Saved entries
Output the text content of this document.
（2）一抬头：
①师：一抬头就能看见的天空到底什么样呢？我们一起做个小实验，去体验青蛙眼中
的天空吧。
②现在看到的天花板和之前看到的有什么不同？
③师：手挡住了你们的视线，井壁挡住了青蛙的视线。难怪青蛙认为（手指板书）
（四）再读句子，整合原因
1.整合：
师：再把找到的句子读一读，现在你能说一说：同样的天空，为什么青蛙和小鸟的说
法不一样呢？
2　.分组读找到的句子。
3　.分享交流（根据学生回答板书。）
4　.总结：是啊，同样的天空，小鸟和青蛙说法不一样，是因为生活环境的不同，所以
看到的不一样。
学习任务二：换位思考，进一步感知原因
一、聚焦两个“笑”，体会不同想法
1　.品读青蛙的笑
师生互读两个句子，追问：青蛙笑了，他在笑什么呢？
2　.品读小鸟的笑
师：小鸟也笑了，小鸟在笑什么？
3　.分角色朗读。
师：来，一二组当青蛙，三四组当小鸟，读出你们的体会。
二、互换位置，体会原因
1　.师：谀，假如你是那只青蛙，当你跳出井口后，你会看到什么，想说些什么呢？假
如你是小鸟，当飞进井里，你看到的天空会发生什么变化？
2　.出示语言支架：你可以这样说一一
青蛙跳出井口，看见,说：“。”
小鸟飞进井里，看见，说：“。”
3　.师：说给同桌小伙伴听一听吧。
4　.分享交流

--

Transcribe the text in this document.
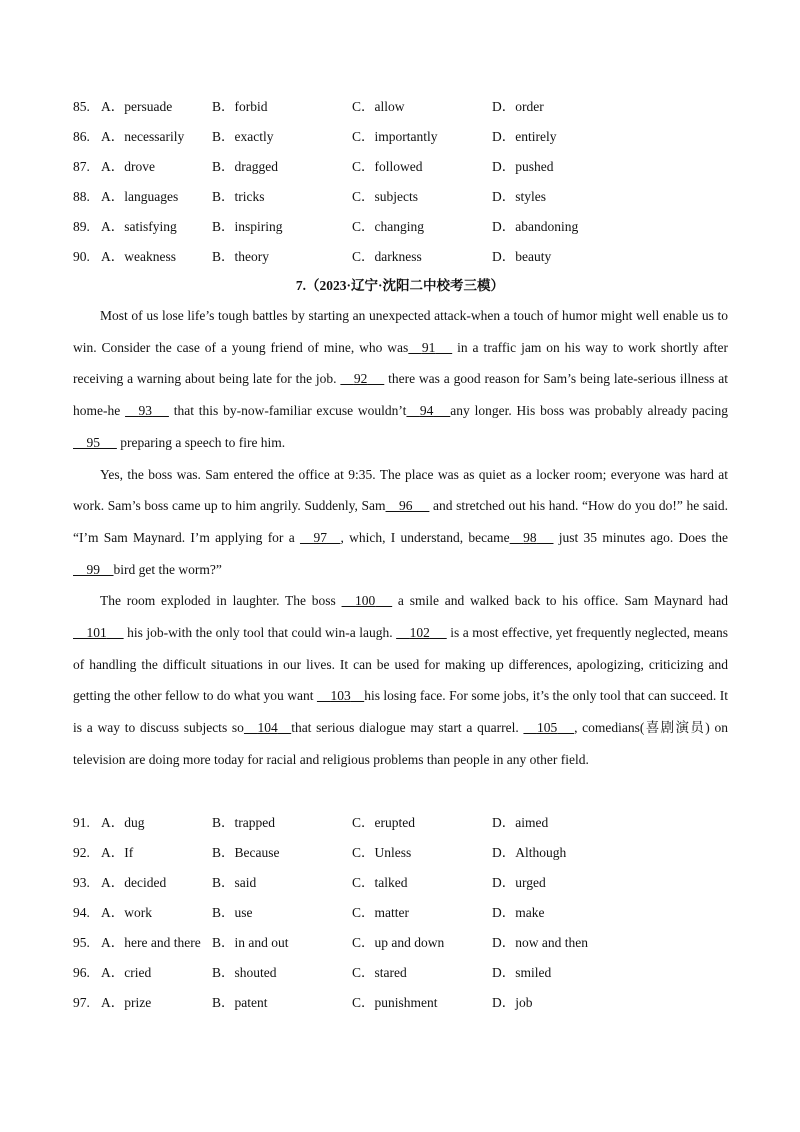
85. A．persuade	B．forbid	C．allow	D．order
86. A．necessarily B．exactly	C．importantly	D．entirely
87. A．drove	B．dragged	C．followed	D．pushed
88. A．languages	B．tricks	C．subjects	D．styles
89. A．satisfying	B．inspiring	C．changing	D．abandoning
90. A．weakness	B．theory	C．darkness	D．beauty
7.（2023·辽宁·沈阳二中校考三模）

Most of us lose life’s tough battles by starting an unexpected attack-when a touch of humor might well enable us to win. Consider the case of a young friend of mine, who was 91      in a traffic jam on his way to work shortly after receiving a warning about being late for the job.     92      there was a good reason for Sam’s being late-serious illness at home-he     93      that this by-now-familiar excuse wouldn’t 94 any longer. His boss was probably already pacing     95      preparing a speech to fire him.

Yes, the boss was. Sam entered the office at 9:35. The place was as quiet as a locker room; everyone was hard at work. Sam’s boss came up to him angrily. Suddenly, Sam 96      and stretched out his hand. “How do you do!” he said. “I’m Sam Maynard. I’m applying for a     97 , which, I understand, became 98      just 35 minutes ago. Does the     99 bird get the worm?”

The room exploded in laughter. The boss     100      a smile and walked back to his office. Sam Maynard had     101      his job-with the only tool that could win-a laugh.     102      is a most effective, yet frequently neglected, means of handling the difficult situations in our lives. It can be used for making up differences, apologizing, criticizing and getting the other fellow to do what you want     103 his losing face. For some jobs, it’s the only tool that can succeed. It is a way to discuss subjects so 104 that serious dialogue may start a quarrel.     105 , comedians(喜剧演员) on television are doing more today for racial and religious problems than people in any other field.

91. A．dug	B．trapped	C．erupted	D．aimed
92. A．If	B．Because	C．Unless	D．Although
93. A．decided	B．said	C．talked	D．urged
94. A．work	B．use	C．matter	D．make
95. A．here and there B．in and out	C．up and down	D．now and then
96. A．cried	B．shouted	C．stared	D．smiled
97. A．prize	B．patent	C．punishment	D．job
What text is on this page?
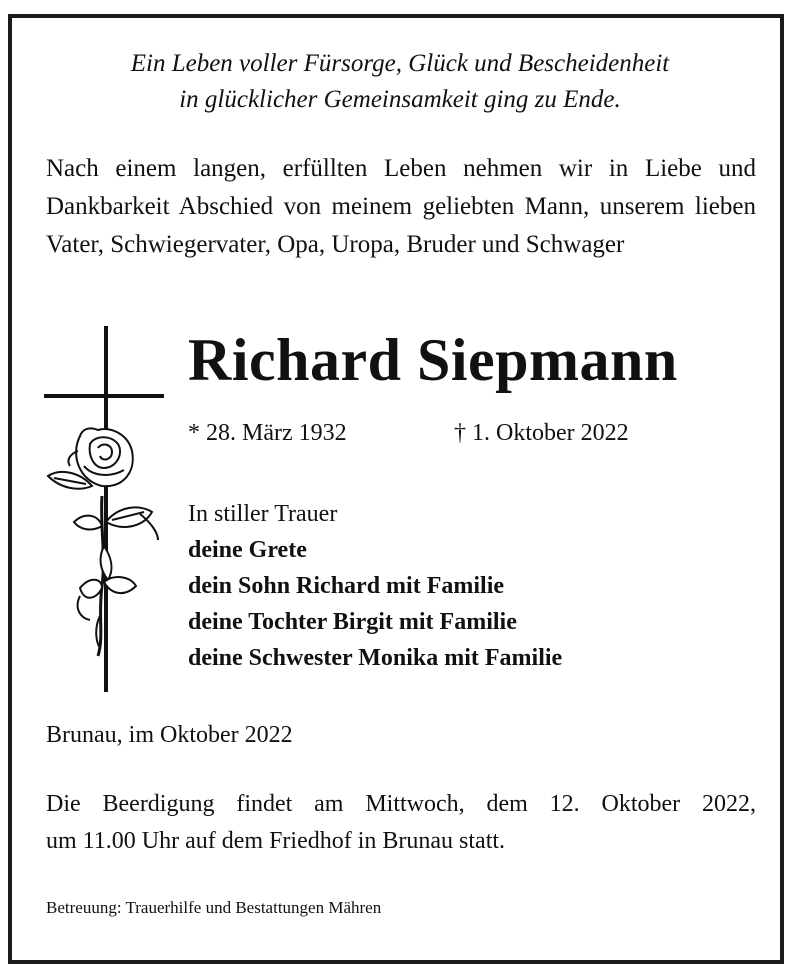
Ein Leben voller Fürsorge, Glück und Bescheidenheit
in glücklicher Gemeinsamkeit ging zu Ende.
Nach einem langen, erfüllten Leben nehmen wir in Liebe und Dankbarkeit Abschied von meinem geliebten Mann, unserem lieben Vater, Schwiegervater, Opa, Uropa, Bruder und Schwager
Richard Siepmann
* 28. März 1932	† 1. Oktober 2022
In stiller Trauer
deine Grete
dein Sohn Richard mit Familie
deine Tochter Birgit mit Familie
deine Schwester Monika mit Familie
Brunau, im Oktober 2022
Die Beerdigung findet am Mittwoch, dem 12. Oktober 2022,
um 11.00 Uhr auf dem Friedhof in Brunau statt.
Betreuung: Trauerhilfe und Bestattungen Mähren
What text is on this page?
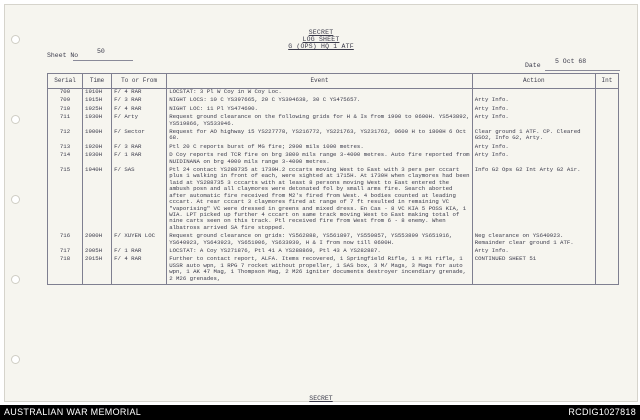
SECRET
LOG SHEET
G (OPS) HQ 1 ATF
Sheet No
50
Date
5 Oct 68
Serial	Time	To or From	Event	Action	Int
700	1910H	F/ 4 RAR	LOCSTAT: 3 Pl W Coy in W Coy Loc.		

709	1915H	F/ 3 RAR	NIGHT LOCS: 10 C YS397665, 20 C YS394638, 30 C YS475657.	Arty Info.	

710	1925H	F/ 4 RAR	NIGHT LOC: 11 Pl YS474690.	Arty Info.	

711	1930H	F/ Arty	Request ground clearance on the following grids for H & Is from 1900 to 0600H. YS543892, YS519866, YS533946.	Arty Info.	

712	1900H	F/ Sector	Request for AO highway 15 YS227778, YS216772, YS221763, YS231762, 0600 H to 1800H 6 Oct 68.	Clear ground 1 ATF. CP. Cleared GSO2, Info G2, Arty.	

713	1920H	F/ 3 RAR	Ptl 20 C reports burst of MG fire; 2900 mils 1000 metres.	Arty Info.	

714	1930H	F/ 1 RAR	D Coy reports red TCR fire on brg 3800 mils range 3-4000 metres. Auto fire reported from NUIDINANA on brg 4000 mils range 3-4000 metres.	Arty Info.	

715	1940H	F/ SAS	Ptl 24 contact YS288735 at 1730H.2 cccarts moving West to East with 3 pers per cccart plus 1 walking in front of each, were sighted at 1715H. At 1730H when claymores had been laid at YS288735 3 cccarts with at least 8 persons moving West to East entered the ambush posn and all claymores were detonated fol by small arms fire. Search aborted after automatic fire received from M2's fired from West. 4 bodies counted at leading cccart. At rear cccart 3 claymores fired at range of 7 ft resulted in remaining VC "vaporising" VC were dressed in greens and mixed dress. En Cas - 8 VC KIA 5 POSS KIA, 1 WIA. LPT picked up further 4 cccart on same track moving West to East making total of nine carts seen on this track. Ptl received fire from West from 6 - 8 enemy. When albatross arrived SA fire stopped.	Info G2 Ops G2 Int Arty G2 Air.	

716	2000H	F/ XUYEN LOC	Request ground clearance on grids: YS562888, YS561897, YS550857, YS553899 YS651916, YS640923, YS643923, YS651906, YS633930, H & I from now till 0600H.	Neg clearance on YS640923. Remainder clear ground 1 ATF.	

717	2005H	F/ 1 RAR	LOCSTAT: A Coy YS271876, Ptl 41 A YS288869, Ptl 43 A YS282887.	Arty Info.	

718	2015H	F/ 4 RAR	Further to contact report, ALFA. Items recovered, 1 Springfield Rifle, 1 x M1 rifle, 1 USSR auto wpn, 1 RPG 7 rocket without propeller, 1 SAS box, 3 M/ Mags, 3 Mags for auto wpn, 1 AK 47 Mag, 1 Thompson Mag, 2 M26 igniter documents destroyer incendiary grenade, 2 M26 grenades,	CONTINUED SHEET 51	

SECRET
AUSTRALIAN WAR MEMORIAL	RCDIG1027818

* * *

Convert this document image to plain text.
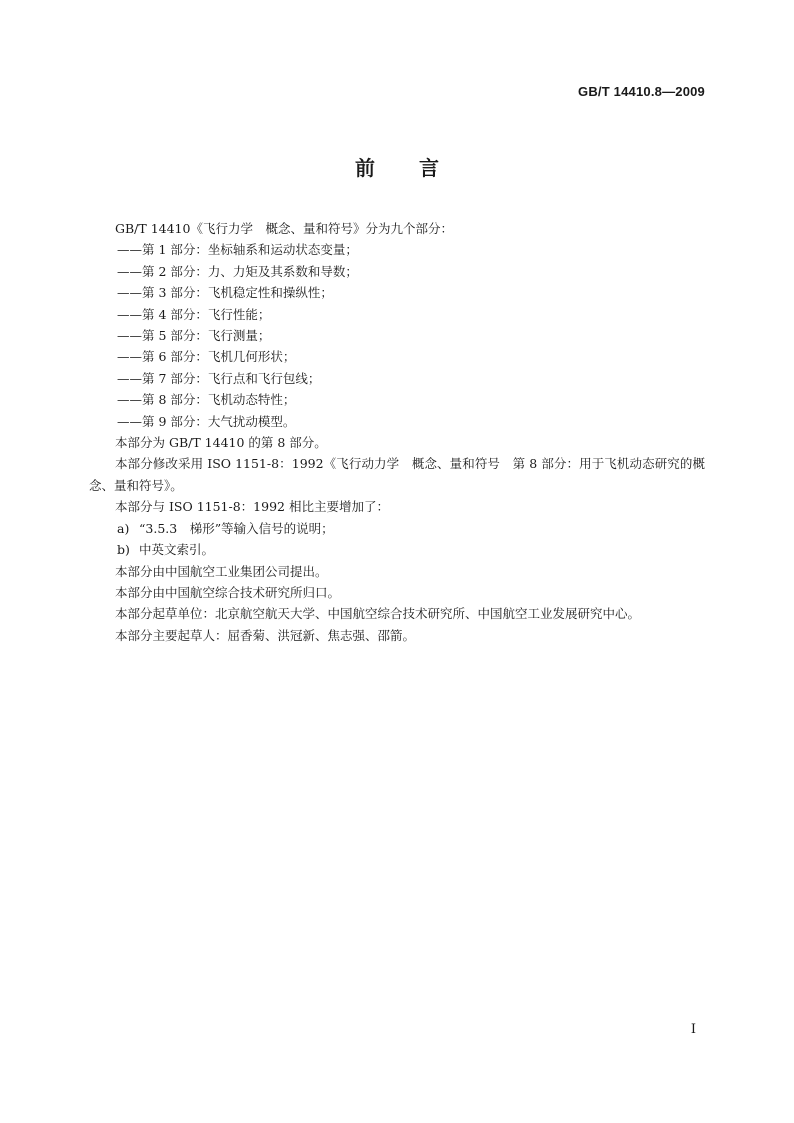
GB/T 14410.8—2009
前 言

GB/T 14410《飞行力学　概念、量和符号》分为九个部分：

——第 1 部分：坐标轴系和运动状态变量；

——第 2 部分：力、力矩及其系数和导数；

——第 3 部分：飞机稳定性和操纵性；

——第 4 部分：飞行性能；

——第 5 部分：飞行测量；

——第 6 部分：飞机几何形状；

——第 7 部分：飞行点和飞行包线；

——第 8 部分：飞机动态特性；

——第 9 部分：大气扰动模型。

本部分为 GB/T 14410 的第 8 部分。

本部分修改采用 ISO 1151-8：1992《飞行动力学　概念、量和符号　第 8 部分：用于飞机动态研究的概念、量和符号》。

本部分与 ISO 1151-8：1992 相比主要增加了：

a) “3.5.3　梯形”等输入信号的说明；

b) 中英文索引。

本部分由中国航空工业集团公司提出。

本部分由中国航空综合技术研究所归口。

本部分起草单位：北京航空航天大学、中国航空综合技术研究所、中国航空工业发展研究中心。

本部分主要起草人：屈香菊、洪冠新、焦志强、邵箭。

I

== The exercise ==
From the material above, copy each line that includes the word "LOCSTAT".

== Solution to the problem ==
700	1910H	F/ 4 RAR	LOCSTAT: 3 Pl W Coy in W Coy Loc.		
717	2005H	F/ 1 RAR	LOCSTAT: A Coy YS271876, Ptl 41 A YS288869, Ptl 43 A YS282887.	Arty Info.	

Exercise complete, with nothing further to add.